What is needed - Write out each entry again. Keep every word exactly as it is.

== Recorded information ==

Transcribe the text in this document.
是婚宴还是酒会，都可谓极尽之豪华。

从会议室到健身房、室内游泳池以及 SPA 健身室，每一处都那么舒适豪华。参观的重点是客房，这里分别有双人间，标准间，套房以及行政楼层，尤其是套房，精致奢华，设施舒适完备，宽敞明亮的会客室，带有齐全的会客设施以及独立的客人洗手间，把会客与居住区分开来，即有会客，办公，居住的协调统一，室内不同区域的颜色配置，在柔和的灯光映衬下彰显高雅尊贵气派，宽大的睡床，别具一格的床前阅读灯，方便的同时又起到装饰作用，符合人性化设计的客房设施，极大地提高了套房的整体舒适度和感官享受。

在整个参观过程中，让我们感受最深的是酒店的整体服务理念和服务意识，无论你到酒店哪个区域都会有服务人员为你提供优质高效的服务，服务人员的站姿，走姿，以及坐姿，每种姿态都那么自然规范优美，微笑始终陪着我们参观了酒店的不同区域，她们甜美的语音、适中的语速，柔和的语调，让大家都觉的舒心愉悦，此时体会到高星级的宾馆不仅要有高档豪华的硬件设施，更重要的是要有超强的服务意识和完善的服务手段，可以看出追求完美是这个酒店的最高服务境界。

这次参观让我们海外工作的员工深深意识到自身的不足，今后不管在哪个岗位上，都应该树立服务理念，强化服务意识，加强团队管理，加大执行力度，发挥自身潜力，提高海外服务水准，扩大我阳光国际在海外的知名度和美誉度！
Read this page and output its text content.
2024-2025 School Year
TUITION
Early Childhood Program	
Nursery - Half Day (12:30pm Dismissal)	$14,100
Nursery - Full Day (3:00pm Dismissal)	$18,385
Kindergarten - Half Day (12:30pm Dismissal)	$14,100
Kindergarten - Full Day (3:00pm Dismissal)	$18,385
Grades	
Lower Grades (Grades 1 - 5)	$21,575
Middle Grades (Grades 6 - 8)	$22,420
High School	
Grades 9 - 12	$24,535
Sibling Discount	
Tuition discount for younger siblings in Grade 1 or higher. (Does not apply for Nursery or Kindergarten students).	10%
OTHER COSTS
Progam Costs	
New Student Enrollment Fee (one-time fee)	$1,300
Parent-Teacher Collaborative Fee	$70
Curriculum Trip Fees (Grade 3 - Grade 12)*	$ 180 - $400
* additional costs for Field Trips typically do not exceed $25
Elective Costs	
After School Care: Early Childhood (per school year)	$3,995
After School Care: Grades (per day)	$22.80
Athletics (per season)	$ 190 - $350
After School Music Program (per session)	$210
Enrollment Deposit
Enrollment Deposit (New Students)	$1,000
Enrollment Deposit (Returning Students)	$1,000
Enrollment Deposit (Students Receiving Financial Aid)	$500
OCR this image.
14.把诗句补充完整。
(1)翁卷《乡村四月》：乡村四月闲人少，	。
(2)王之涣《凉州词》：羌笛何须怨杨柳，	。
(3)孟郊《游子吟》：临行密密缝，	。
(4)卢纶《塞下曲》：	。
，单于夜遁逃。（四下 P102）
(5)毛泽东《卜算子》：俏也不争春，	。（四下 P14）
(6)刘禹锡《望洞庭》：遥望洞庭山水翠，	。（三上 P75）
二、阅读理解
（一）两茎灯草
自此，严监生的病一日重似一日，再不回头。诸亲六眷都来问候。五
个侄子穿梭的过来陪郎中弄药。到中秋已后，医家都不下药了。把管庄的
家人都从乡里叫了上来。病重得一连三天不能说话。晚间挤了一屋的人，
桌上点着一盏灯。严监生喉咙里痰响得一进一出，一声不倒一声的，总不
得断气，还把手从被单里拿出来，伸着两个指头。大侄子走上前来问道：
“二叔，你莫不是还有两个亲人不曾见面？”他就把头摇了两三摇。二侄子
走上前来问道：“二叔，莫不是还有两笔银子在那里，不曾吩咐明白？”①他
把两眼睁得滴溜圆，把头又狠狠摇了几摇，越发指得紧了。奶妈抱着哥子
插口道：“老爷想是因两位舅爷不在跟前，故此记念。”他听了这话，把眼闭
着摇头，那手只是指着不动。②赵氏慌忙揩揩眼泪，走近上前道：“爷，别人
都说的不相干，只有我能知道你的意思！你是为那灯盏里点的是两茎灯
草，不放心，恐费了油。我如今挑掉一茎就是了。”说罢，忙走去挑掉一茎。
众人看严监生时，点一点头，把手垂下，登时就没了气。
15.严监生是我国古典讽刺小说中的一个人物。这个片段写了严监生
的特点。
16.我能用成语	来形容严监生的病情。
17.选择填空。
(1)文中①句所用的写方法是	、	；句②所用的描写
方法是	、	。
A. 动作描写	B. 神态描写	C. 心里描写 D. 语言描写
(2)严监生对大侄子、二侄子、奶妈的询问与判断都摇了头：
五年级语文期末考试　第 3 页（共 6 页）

===

Output of the exercise -
Transcribe the text in this document.
是婚宴还是酒会，都可谓极尽之豪华。

从会议室到健身房、室内游泳池以及 SPA 健身室，每一处都那么舒适豪华。参观的重点是客房，这里分别有双人间，标准间，套房以及行政楼层，尤其是套房，精致奢华，设施舒适完备，宽敞明亮的会客室，带有齐全的会客设施以及独立的客人洗手间，把会客与居住区分开来，即有会客，办公，居住的协调统一，室内不同区域的颜色配置，在柔和的灯光映衬下彰显高雅尊贵气派，宽大的睡床，别具一格的床前阅读灯，方便的同时又起到装饰作用，符合人性化设计的客房设施，极大地提高了套房的整体舒适度和感官享受。

在整个参观过程中，让我们感受最深的是酒店的整体服务理念和服务意识，无论你到酒店哪个区域都会有服务人员为你提供优质高效的服务，服务人员的站姿，走姿，以及坐姿，每种姿态都那么自然规范优美，微笑始终陪着我们参观了酒店的不同区域，她们甜美的语音、适中的语速，柔和的语调，让大家都觉的舒心愉悦，此时体会到高星级的宾馆不仅要有高档豪华的硬件设施，更重要的是要有超强的服务意识和完善的服务手段，可以看出追求完美是这个酒店的最高服务境界。

这次参观让我们海外工作的员工深深意识到自身的不足，今后不管在哪个岗位上，都应该树立服务理念，强化服务意识，加强团队管理，加大执行力度，发挥自身潜力，提高海外服务水准，扩大我阳光国际在海外的知名度和美誉度！
Read this page and output its text content.
2024-2025 School Year
TUITION
Early Childhood Program	
Nursery - Half Day (12:30pm Dismissal)	$14,100
Nursery - Full Day (3:00pm Dismissal)	$18,385
Kindergarten - Half Day (12:30pm Dismissal)	$14,100
Kindergarten - Full Day (3:00pm Dismissal)	$18,385
Grades	
Lower Grades (Grades 1 - 5)	$21,575
Middle Grades (Grades 6 - 8)	$22,420
High School	
Grades 9 - 12	$24,535
Sibling Discount	
Tuition discount for younger siblings in Grade 1 or higher. (Does not apply for Nursery or Kindergarten students).	10%
OTHER COSTS
Progam Costs	
New Student Enrollment Fee (one-time fee)	$1,300
Parent-Teacher Collaborative Fee	$70
Curriculum Trip Fees (Grade 3 - Grade 12)*	$ 180 - $400
* additional costs for Field Trips typically do not exceed $25
Elective Costs	
After School Care: Early Childhood (per school year)	$3,995
After School Care: Grades (per day)	$22.80
Athletics (per season)	$ 190 - $350
After School Music Program (per session)	$210
Enrollment Deposit
Enrollment Deposit (New Students)	$1,000
Enrollment Deposit (Returning Students)	$1,000
Enrollment Deposit (Students Receiving Financial Aid)	$500
OCR this image.
14.把诗句补充完整。
(1)翁卷《乡村四月》：乡村四月闲人少，	。
(2)王之涣《凉州词》：羌笛何须怨杨柳，	。
(3)孟郊《游子吟》：临行密密缝，	。
(4)卢纶《塞下曲》：	。
，单于夜遁逃。（四下 P102）
(5)毛泽东《卜算子》：俏也不争春，	。（四下 P14）
(6)刘禹锡《望洞庭》：遥望洞庭山水翠，	。（三上 P75）
二、阅读理解
（一）两茎灯草
自此，严监生的病一日重似一日，再不回头。诸亲六眷都来问候。五
个侄子穿梭的过来陪郎中弄药。到中秋已后，医家都不下药了。把管庄的
家人都从乡里叫了上来。病重得一连三天不能说话。晚间挤了一屋的人，
桌上点着一盏灯。严监生喉咙里痰响得一进一出，一声不倒一声的，总不
得断气，还把手从被单里拿出来，伸着两个指头。大侄子走上前来问道：
“二叔，你莫不是还有两个亲人不曾见面？”他就把头摇了两三摇。二侄子
走上前来问道：“二叔，莫不是还有两笔银子在那里，不曾吩咐明白？”①他
把两眼睁得滴溜圆，把头又狠狠摇了几摇，越发指得紧了。奶妈抱着哥子
插口道：“老爷想是因两位舅爷不在跟前，故此记念。”他听了这话，把眼闭
着摇头，那手只是指着不动。②赵氏慌忙揩揩眼泪，走近上前道：“爷，别人
都说的不相干，只有我能知道你的意思！你是为那灯盏里点的是两茎灯
草，不放心，恐费了油。我如今挑掉一茎就是了。”说罢，忙走去挑掉一茎。
众人看严监生时，点一点头，把手垂下，登时就没了气。
15.严监生是我国古典讽刺小说中的一个人物。这个片段写了严监生
的特点。
16.我能用成语	来形容严监生的病情。
17.选择填空。
(1)文中①句所用的写方法是	、	；句②所用的描写
方法是	、	。
A. 动作描写	B. 神态描写	C. 心里描写 D. 语言描写
(2)严监生对大侄子、二侄子、奶妈的询问与判断都摇了头：
五年级语文期末考试　第 3 页（共 6 页）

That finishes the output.